[Stored records]

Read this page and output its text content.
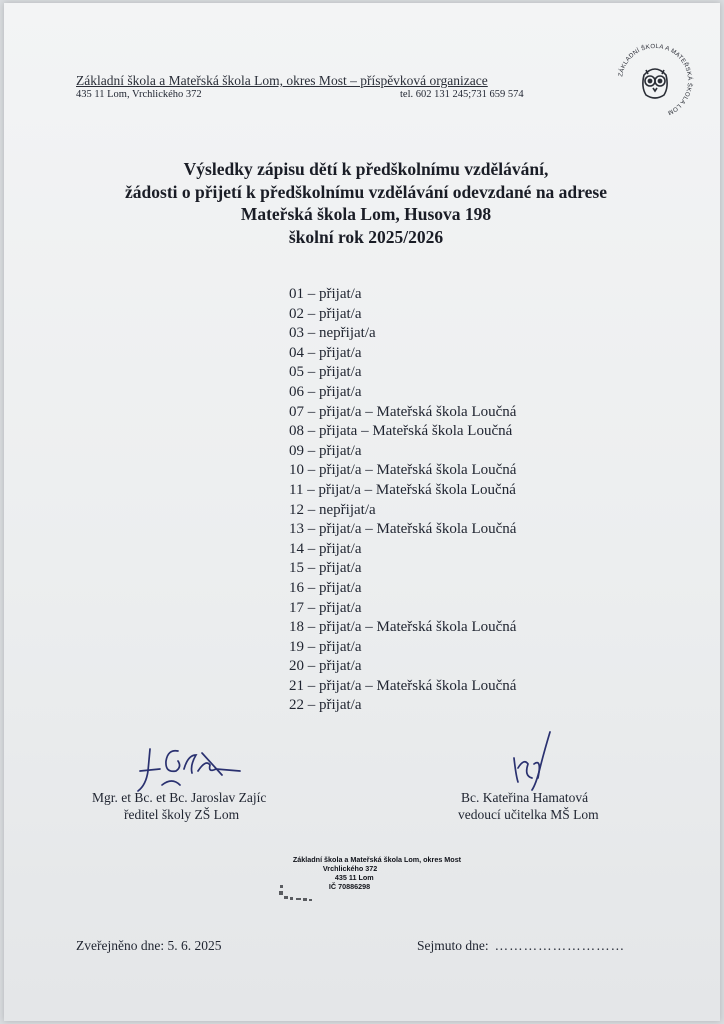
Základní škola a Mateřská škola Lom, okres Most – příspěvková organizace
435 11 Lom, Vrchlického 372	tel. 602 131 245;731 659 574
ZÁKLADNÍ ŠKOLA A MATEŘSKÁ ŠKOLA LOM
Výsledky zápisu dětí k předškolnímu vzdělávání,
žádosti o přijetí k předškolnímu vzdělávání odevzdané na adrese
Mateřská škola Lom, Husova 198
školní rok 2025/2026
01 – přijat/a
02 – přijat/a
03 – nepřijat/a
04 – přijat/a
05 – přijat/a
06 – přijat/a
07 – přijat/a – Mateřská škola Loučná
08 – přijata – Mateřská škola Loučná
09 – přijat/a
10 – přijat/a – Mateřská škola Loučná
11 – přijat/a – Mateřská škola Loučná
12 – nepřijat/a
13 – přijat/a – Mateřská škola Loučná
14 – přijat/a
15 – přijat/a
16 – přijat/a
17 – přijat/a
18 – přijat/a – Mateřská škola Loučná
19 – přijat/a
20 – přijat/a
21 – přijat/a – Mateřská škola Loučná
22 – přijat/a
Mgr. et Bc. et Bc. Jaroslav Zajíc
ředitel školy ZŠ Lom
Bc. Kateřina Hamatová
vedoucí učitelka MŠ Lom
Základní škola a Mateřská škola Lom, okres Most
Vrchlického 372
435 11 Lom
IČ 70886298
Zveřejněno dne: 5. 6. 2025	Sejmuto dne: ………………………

◆ Stated goal ◆
Repeat each entry precisely as it appears. Leave the pictures out.

◆ Exercise answer ◆
Read this page and output its text content.
Základní škola a Mateřská škola Lom, okres Most – příspěvková organizace
435 11 Lom, Vrchlického 372	tel. 602 131 245;731 659 574
ZÁKLADNÍ ŠKOLA A MATEŘSKÁ ŠKOLA LOM
Výsledky zápisu dětí k předškolnímu vzdělávání,
žádosti o přijetí k předškolnímu vzdělávání odevzdané na adrese
Mateřská škola Lom, Husova 198
školní rok 2025/2026
01 – přijat/a
02 – přijat/a
03 – nepřijat/a
04 – přijat/a
05 – přijat/a
06 – přijat/a
07 – přijat/a – Mateřská škola Loučná
08 – přijata – Mateřská škola Loučná
09 – přijat/a
10 – přijat/a – Mateřská škola Loučná
11 – přijat/a – Mateřská škola Loučná
12 – nepřijat/a
13 – přijat/a – Mateřská škola Loučná
14 – přijat/a
15 – přijat/a
16 – přijat/a
17 – přijat/a
18 – přijat/a – Mateřská škola Loučná
19 – přijat/a
20 – přijat/a
21 – přijat/a – Mateřská škola Loučná
22 – přijat/a
Mgr. et Bc. et Bc. Jaroslav Zajíc
ředitel školy ZŠ Lom
Bc. Kateřina Hamatová
vedoucí učitelka MŠ Lom
Základní škola a Mateřská škola Lom, okres Most
Vrchlického 372
435 11 Lom
IČ 70886298
Zveřejněno dne: 5. 6. 2025	Sejmuto dne: ………………………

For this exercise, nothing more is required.